> **Action item**
Copy every record word for word. Pictures are not part of the copy.

═══ The data

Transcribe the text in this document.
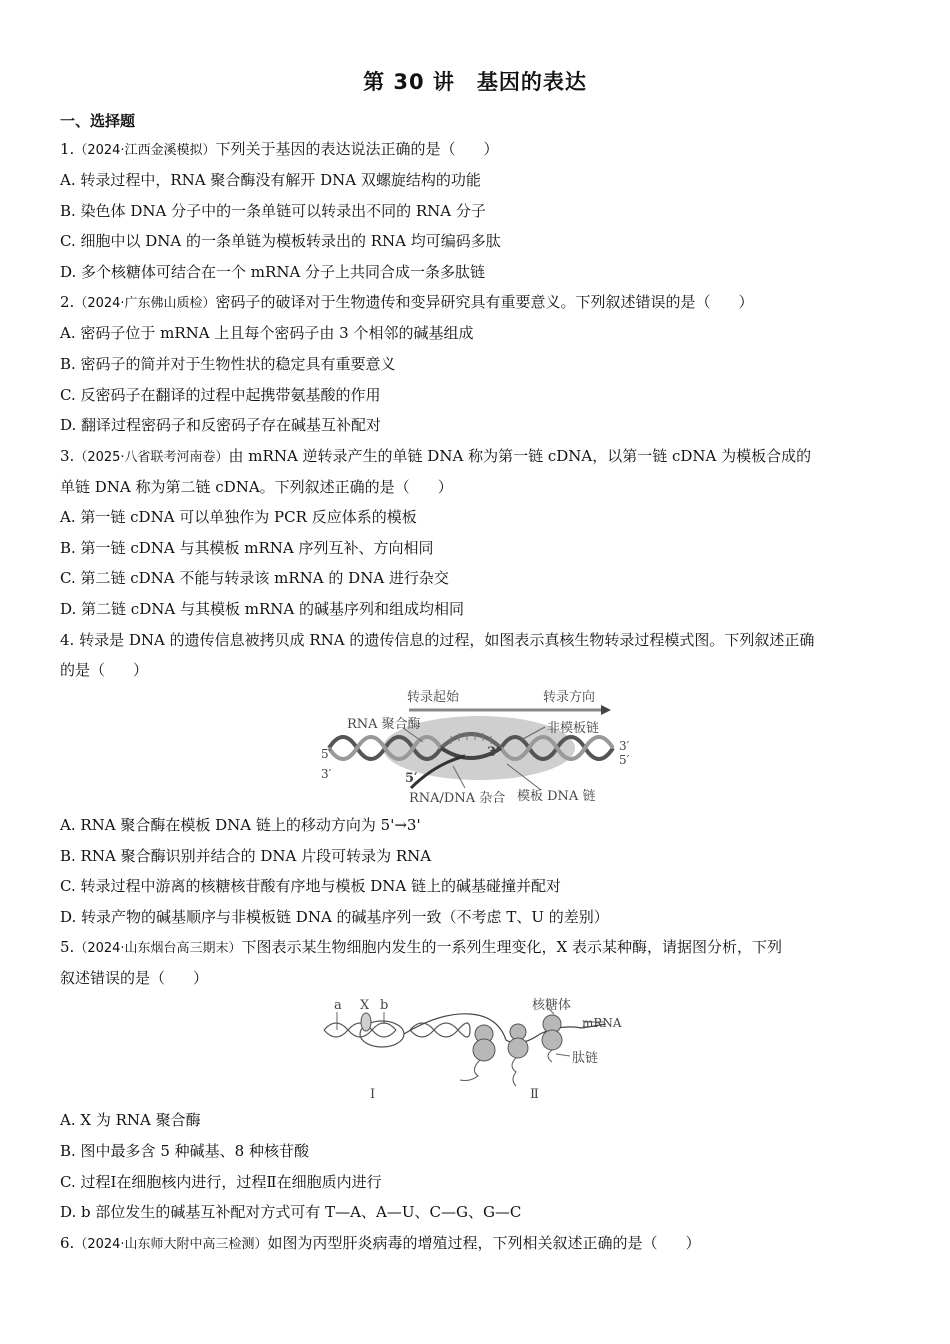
第 30 讲　基因的表达
一、选择题
1.（2024·江西金溪模拟）下列关于基因的表达说法正确的是（ ）
A. 转录过程中，RNA 聚合酶没有解开 DNA 双螺旋结构的功能
B. 染色体 DNA 分子中的一条单链可以转录出不同的 RNA 分子
C. 细胞中以 DNA 的一条单链为模板转录出的 RNA 均可编码多肽
D. 多个核糖体可结合在一个 mRNA 分子上共同合成一条多肽链
2.（2024·广东佛山质检）密码子的破译对于生物遗传和变异研究具有重要意义。下列叙述错误的是（ ）
A. 密码子位于 mRNA 上且每个密码子由 3 个相邻的碱基组成
B. 密码子的简并对于生物性状的稳定具有重要意义
C. 反密码子在翻译的过程中起携带氨基酸的作用
D. 翻译过程密码子和反密码子存在碱基互补配对
3.（2025·八省联考河南卷）由 mRNA 逆转录产生的单链 DNA 称为第一链 cDNA，以第一链 cDNA 为模板合成的
单链 DNA 称为第二链 cDNA。下列叙述正确的是（ ）
A. 第一链 cDNA 可以单独作为 PCR 反应体系的模板
B. 第一链 cDNA 与其模板 mRNA 序列互补、方向相同
C. 第二链 cDNA 不能与转录该 mRNA 的 DNA 进行杂交
D. 第二链 cDNA 与其模板 mRNA 的碱基序列和组成均相同
4. 转录是 DNA 的遗传信息被拷贝成 RNA 的遗传信息的过程，如图表示真核生物转录过程模式图。下列叙述正确
的是（ ）
转录起始	转录方向
RNA 聚合酶	非模板链
RNA/DNA 杂合 模板 DNA 链
5′
3′
3′
5′
3′
5′
A. RNA 聚合酶在模板 DNA 链上的移动方向为 5'→3'
B. RNA 聚合酶识别并结合的 DNA 片段可转录为 RNA
C. 转录过程中游离的核糖核苷酸有序地与模板 DNA 链上的碱基碰撞并配对
D. 转录产物的碱基顺序与非模板链 DNA 的碱基序列一致（不考虑 T、U 的差别）
5.（2024·山东烟台高三期末）下图表示某生物细胞内发生的一系列生理变化，X 表示某种酶，请据图分析，下列
叙述错误的是（ ）
a X b	核糖体
mRNA
肽链
Ⅰ	Ⅱ
A. X 为 RNA 聚合酶
B. 图中最多含 5 种碱基、8 种核苷酸
C. 过程Ⅰ在细胞核内进行，过程Ⅱ在细胞质内进行
D. b 部位发生的碱基互补配对方式可有 T—A、A—U、C—G、G—C
6.（2024·山东师大附中高三检测）如图为丙型肝炎病毒的增殖过程，下列相关叙述正确的是（ ）
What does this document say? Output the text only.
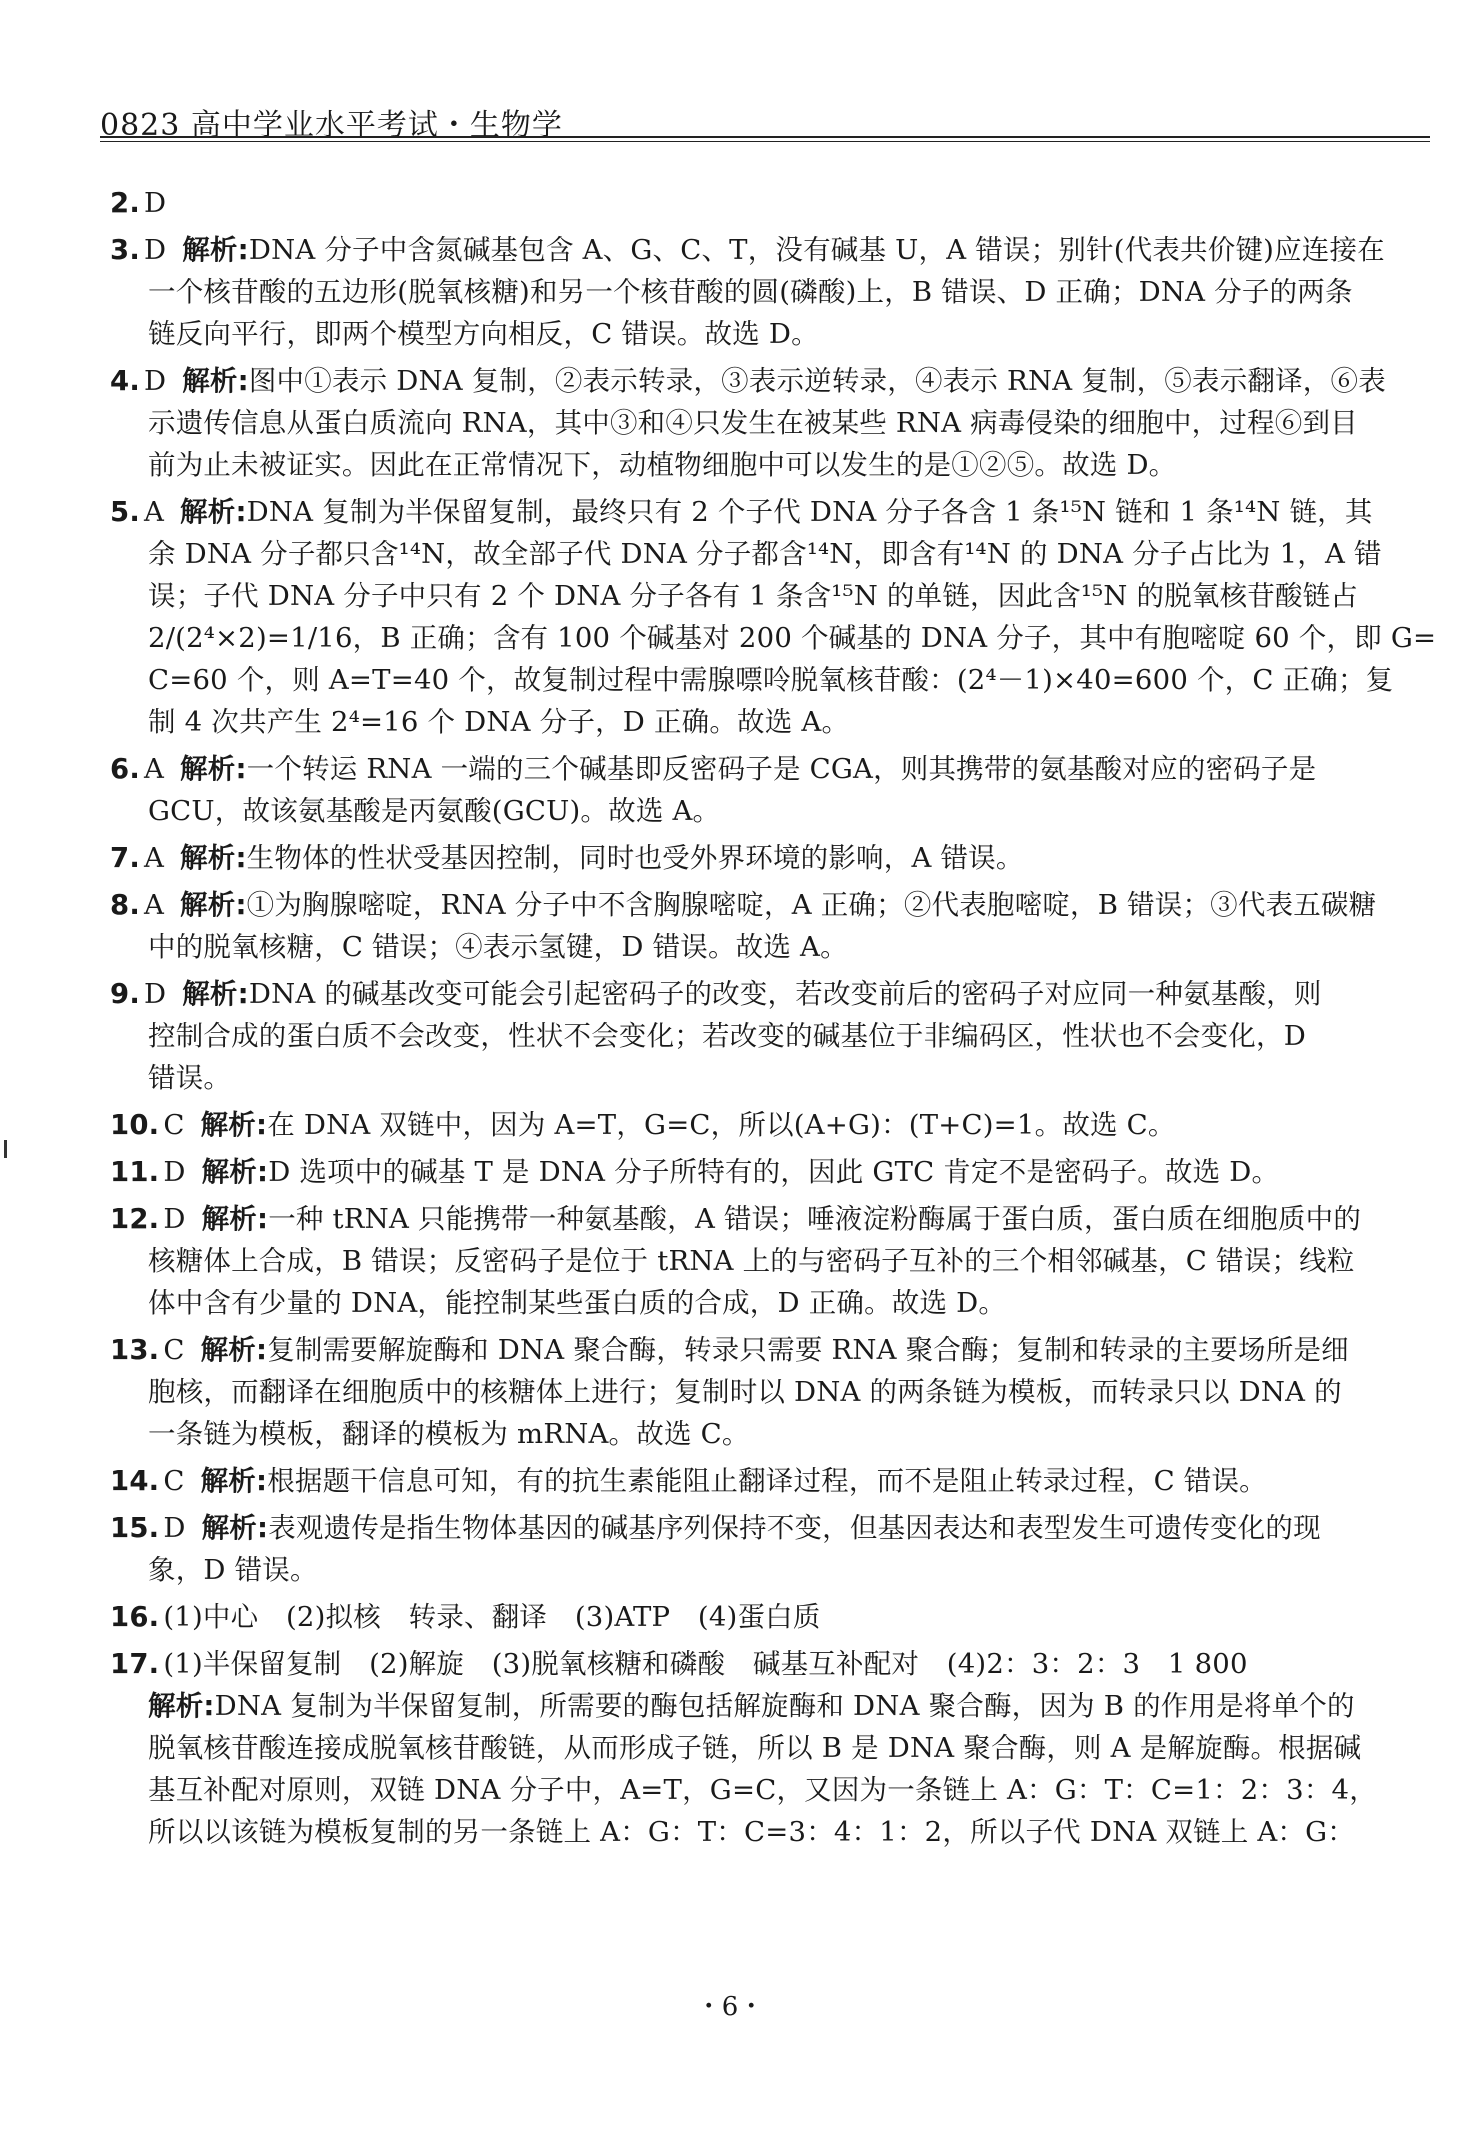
0823 高中学业水平考试・生物学
2. D
3. D 解析:DNA 分子中含氮碱基包含 A、G、C、T，没有碱基 U，A 错误；别针(代表共价键)应连接在
一个核苷酸的五边形(脱氧核糖)和另一个核苷酸的圆(磷酸)上，B 错误、D 正确；DNA 分子的两条
链反向平行，即两个模型方向相反，C 错误。故选 D。
4. D 解析:图中①表示 DNA 复制，②表示转录，③表示逆转录，④表示 RNA 复制，⑤表示翻译，⑥表
示遗传信息从蛋白质流向 RNA，其中③和④只发生在被某些 RNA 病毒侵染的细胞中，过程⑥到目
前为止未被证实。因此在正常情况下，动植物细胞中可以发生的是①②⑤。故选 D。
5. A 解析:DNA 复制为半保留复制，最终只有 2 个子代 DNA 分子各含 1 条¹⁵N 链和 1 条¹⁴N 链，其
余 DNA 分子都只含¹⁴N，故全部子代 DNA 分子都含¹⁴N，即含有¹⁴N 的 DNA 分子占比为 1，A 错
误；子代 DNA 分子中只有 2 个 DNA 分子各有 1 条含¹⁵N 的单链，因此含¹⁵N 的脱氧核苷酸链占
2/(2⁴×2)=1/16，B 正确；含有 100 个碱基对 200 个碱基的 DNA 分子，其中有胞嘧啶 60 个，即 G=
C=60 个，则 A=T=40 个，故复制过程中需腺嘌呤脱氧核苷酸：(2⁴－1)×40=600 个，C 正确；复
制 4 次共产生 2⁴=16 个 DNA 分子，D 正确。故选 A。
6. A 解析:一个转运 RNA 一端的三个碱基即反密码子是 CGA，则其携带的氨基酸对应的密码子是
GCU，故该氨基酸是丙氨酸(GCU)。故选 A。
7. A 解析:生物体的性状受基因控制，同时也受外界环境的影响，A 错误。
8. A 解析:①为胸腺嘧啶，RNA 分子中不含胸腺嘧啶，A 正确；②代表胞嘧啶，B 错误；③代表五碳糖
中的脱氧核糖，C 错误；④表示氢键，D 错误。故选 A。
9. D 解析:DNA 的碱基改变可能会引起密码子的改变，若改变前后的密码子对应同一种氨基酸，则
控制合成的蛋白质不会改变，性状不会变化；若改变的碱基位于非编码区，性状也不会变化，D
错误。
10. C 解析:在 DNA 双链中，因为 A=T，G=C，所以(A+G)：(T+C)=1。故选 C。
11. D 解析:D 选项中的碱基 T 是 DNA 分子所特有的，因此 GTC 肯定不是密码子。故选 D。
12. D 解析:一种 tRNA 只能携带一种氨基酸，A 错误；唾液淀粉酶属于蛋白质，蛋白质在细胞质中的
核糖体上合成，B 错误；反密码子是位于 tRNA 上的与密码子互补的三个相邻碱基，C 错误；线粒
体中含有少量的 DNA，能控制某些蛋白质的合成，D 正确。故选 D。
13. C 解析:复制需要解旋酶和 DNA 聚合酶，转录只需要 RNA 聚合酶；复制和转录的主要场所是细
胞核，而翻译在细胞质中的核糖体上进行；复制时以 DNA 的两条链为模板，而转录只以 DNA 的
一条链为模板，翻译的模板为 mRNA。故选 C。
14. C 解析:根据题干信息可知，有的抗生素能阻止翻译过程，而不是阻止转录过程，C 错误。
15. D 解析:表观遗传是指生物体基因的碱基序列保持不变，但基因表达和表型发生可遗传变化的现
象，D 错误。
16. (1)中心　(2)拟核　转录、翻译　(3)ATP　(4)蛋白质
17. (1)半保留复制　(2)解旋　(3)脱氧核糖和磷酸　碱基互补配对　(4)2：3：2：3　1 800
解析:DNA 复制为半保留复制，所需要的酶包括解旋酶和 DNA 聚合酶，因为 B 的作用是将单个的
脱氧核苷酸连接成脱氧核苷酸链，从而形成子链，所以 B 是 DNA 聚合酶，则 A 是解旋酶。根据碱
基互补配对原则，双链 DNA 分子中，A=T，G=C，又因为一条链上 A：G：T：C=1：2：3：4，
所以以该链为模板复制的另一条链上 A：G：T：C=3：4：1：2，所以子代 DNA 双链上 A：G：
・6・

══════

> **Solution**
Transcribe the text in this document.
第 30 讲　基因的表达
一、选择题
1.（2024·江西金溪模拟）下列关于基因的表达说法正确的是（ ）
A. 转录过程中，RNA 聚合酶没有解开 DNA 双螺旋结构的功能
B. 染色体 DNA 分子中的一条单链可以转录出不同的 RNA 分子
C. 细胞中以 DNA 的一条单链为模板转录出的 RNA 均可编码多肽
D. 多个核糖体可结合在一个 mRNA 分子上共同合成一条多肽链
2.（2024·广东佛山质检）密码子的破译对于生物遗传和变异研究具有重要意义。下列叙述错误的是（ ）
A. 密码子位于 mRNA 上且每个密码子由 3 个相邻的碱基组成
B. 密码子的简并对于生物性状的稳定具有重要意义
C. 反密码子在翻译的过程中起携带氨基酸的作用
D. 翻译过程密码子和反密码子存在碱基互补配对
3.（2025·八省联考河南卷）由 mRNA 逆转录产生的单链 DNA 称为第一链 cDNA，以第一链 cDNA 为模板合成的
单链 DNA 称为第二链 cDNA。下列叙述正确的是（ ）
A. 第一链 cDNA 可以单独作为 PCR 反应体系的模板
B. 第一链 cDNA 与其模板 mRNA 序列互补、方向相同
C. 第二链 cDNA 不能与转录该 mRNA 的 DNA 进行杂交
D. 第二链 cDNA 与其模板 mRNA 的碱基序列和组成均相同
4. 转录是 DNA 的遗传信息被拷贝成 RNA 的遗传信息的过程，如图表示真核生物转录过程模式图。下列叙述正确
的是（ ）
转录起始	转录方向
RNA 聚合酶	非模板链
RNA/DNA 杂合 模板 DNA 链
5′
3′
3′
5′
3′
5′
A. RNA 聚合酶在模板 DNA 链上的移动方向为 5'→3'
B. RNA 聚合酶识别并结合的 DNA 片段可转录为 RNA
C. 转录过程中游离的核糖核苷酸有序地与模板 DNA 链上的碱基碰撞并配对
D. 转录产物的碱基顺序与非模板链 DNA 的碱基序列一致（不考虑 T、U 的差别）
5.（2024·山东烟台高三期末）下图表示某生物细胞内发生的一系列生理变化，X 表示某种酶，请据图分析，下列
叙述错误的是（ ）
a X b	核糖体
mRNA
肽链
Ⅰ	Ⅱ
A. X 为 RNA 聚合酶
B. 图中最多含 5 种碱基、8 种核苷酸
C. 过程Ⅰ在细胞核内进行，过程Ⅱ在细胞质内进行
D. b 部位发生的碱基互补配对方式可有 T—A、A—U、C—G、G—C
6.（2024·山东师大附中高三检测）如图为丙型肝炎病毒的增殖过程，下列相关叙述正确的是（ ）
What does this document say? Output the text only.
0823 高中学业水平考试・生物学
2. D
3. D 解析:DNA 分子中含氮碱基包含 A、G、C、T，没有碱基 U，A 错误；别针(代表共价键)应连接在
一个核苷酸的五边形(脱氧核糖)和另一个核苷酸的圆(磷酸)上，B 错误、D 正确；DNA 分子的两条
链反向平行，即两个模型方向相反，C 错误。故选 D。
4. D 解析:图中①表示 DNA 复制，②表示转录，③表示逆转录，④表示 RNA 复制，⑤表示翻译，⑥表
示遗传信息从蛋白质流向 RNA，其中③和④只发生在被某些 RNA 病毒侵染的细胞中，过程⑥到目
前为止未被证实。因此在正常情况下，动植物细胞中可以发生的是①②⑤。故选 D。
5. A 解析:DNA 复制为半保留复制，最终只有 2 个子代 DNA 分子各含 1 条¹⁵N 链和 1 条¹⁴N 链，其
余 DNA 分子都只含¹⁴N，故全部子代 DNA 分子都含¹⁴N，即含有¹⁴N 的 DNA 分子占比为 1，A 错
误；子代 DNA 分子中只有 2 个 DNA 分子各有 1 条含¹⁵N 的单链，因此含¹⁵N 的脱氧核苷酸链占
2/(2⁴×2)=1/16，B 正确；含有 100 个碱基对 200 个碱基的 DNA 分子，其中有胞嘧啶 60 个，即 G=
C=60 个，则 A=T=40 个，故复制过程中需腺嘌呤脱氧核苷酸：(2⁴－1)×40=600 个，C 正确；复
制 4 次共产生 2⁴=16 个 DNA 分子，D 正确。故选 A。
6. A 解析:一个转运 RNA 一端的三个碱基即反密码子是 CGA，则其携带的氨基酸对应的密码子是
GCU，故该氨基酸是丙氨酸(GCU)。故选 A。
7. A 解析:生物体的性状受基因控制，同时也受外界环境的影响，A 错误。
8. A 解析:①为胸腺嘧啶，RNA 分子中不含胸腺嘧啶，A 正确；②代表胞嘧啶，B 错误；③代表五碳糖
中的脱氧核糖，C 错误；④表示氢键，D 错误。故选 A。
9. D 解析:DNA 的碱基改变可能会引起密码子的改变，若改变前后的密码子对应同一种氨基酸，则
控制合成的蛋白质不会改变，性状不会变化；若改变的碱基位于非编码区，性状也不会变化，D
错误。
10. C 解析:在 DNA 双链中，因为 A=T，G=C，所以(A+G)：(T+C)=1。故选 C。
11. D 解析:D 选项中的碱基 T 是 DNA 分子所特有的，因此 GTC 肯定不是密码子。故选 D。
12. D 解析:一种 tRNA 只能携带一种氨基酸，A 错误；唾液淀粉酶属于蛋白质，蛋白质在细胞质中的
核糖体上合成，B 错误；反密码子是位于 tRNA 上的与密码子互补的三个相邻碱基，C 错误；线粒
体中含有少量的 DNA，能控制某些蛋白质的合成，D 正确。故选 D。
13. C 解析:复制需要解旋酶和 DNA 聚合酶，转录只需要 RNA 聚合酶；复制和转录的主要场所是细
胞核，而翻译在细胞质中的核糖体上进行；复制时以 DNA 的两条链为模板，而转录只以 DNA 的
一条链为模板，翻译的模板为 mRNA。故选 C。
14. C 解析:根据题干信息可知，有的抗生素能阻止翻译过程，而不是阻止转录过程，C 错误。
15. D 解析:表观遗传是指生物体基因的碱基序列保持不变，但基因表达和表型发生可遗传变化的现
象，D 错误。
16. (1)中心　(2)拟核　转录、翻译　(3)ATP　(4)蛋白质
17. (1)半保留复制　(2)解旋　(3)脱氧核糖和磷酸　碱基互补配对　(4)2：3：2：3　1 800
解析:DNA 复制为半保留复制，所需要的酶包括解旋酶和 DNA 聚合酶，因为 B 的作用是将单个的
脱氧核苷酸连接成脱氧核苷酸链，从而形成子链，所以 B 是 DNA 聚合酶，则 A 是解旋酶。根据碱
基互补配对原则，双链 DNA 分子中，A=T，G=C，又因为一条链上 A：G：T：C=1：2：3：4，
所以以该链为模板复制的另一条链上 A：G：T：C=3：4：1：2，所以子代 DNA 双链上 A：G：
・6・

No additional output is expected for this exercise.